--- Records that describe figures ---
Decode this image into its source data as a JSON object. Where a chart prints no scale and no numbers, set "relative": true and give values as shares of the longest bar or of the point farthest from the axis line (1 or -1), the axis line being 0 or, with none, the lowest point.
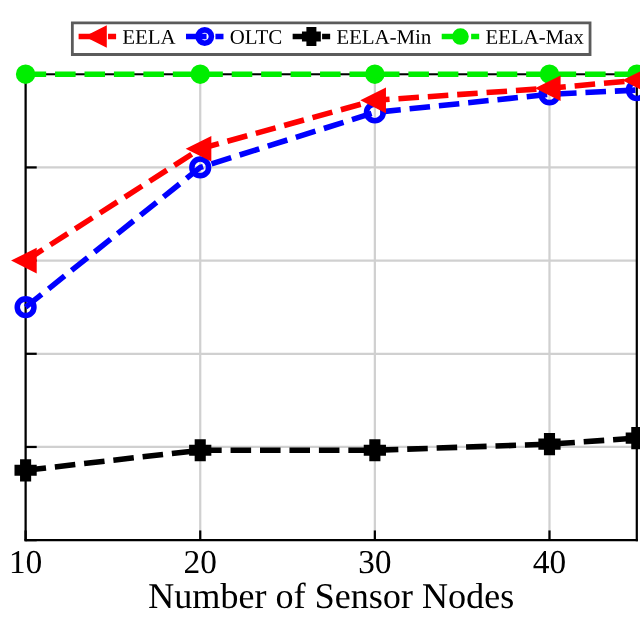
{
  "chart_data": {
    "type": "line",
    "relative": true,
    "xlabel": "Number of Sensor Nodes",
    "x": [
      10,
      20,
      30,
      40,
      45
    ],
    "xlim": [
      10,
      45
    ],
    "xticks": [
      10,
      20,
      30,
      40
    ],
    "grid": true,
    "legend": "top",
    "line_style": "dashed",
    "series": [
      {
        "name": "EELA",
        "color": "#ff0000",
        "marker": "triangle",
        "values": [
          0.6,
          0.84,
          0.944,
          0.97,
          0.987
        ]
      },
      {
        "name": "OLTC",
        "color": "#0000ff",
        "marker": "circle",
        "values": [
          0.5,
          0.8,
          0.918,
          0.957,
          0.966
        ]
      },
      {
        "name": "EELA-Min",
        "color": "#000000",
        "marker": "cross",
        "values": [
          0.15,
          0.193,
          0.193,
          0.206,
          0.219
        ]
      },
      {
        "name": "EELA-Max",
        "color": "#00ee00",
        "marker": "dot",
        "values": [
          1,
          1,
          1,
          1,
          1
        ]
      }
    ]
  }
}
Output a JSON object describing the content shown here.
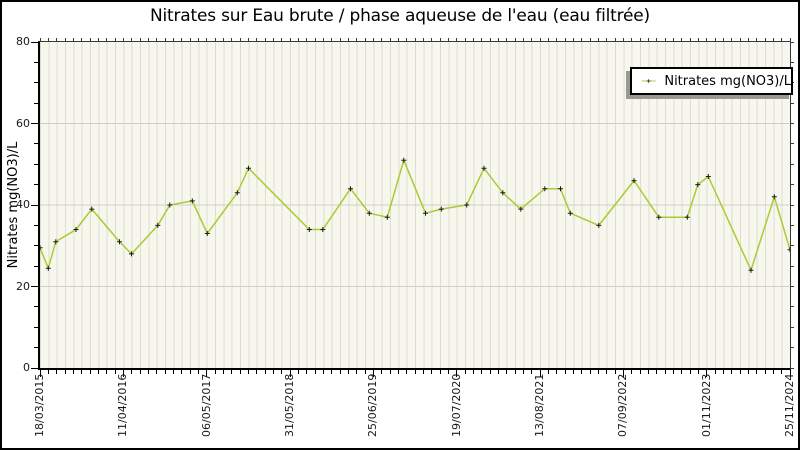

--- EXERCISE AIM ---
Your copy of the data above should match it exactly, except that pictures are left out.

--- RESPONSE FOR THIS EXERCISE ---
Decode this image into its source data as a JSON object. Where a chart prints no scale and no numbers, set "relative": true and give values as shares of the longest bar or of the point farthest from the axis line (1 or -1), the axis line being 0 or, with none, the lowest point.
{
  "chart_data": {
    "type": "line",
    "relative": true,
    "xlabel": "Number of Sensor Nodes",
    "x": [
      10,
      20,
      30,
      40,
      45
    ],
    "xlim": [
      10,
      45
    ],
    "xticks": [
      10,
      20,
      30,
      40
    ],
    "grid": true,
    "legend": "top",
    "line_style": "dashed",
    "series": [
      {
        "name": "EELA",
        "color": "#ff0000",
        "marker": "triangle",
        "values": [
          0.6,
          0.84,
          0.944,
          0.97,
          0.987
        ]
      },
      {
        "name": "OLTC",
        "color": "#0000ff",
        "marker": "circle",
        "values": [
          0.5,
          0.8,
          0.918,
          0.957,
          0.966
        ]
      },
      {
        "name": "EELA-Min",
        "color": "#000000",
        "marker": "cross",
        "values": [
          0.15,
          0.193,
          0.193,
          0.206,
          0.219
        ]
      },
      {
        "name": "EELA-Max",
        "color": "#00ee00",
        "marker": "dot",
        "values": [
          1,
          1,
          1,
          1,
          1
        ]
      }
    ]
  }
}
Output a JSON object describing the content shown here.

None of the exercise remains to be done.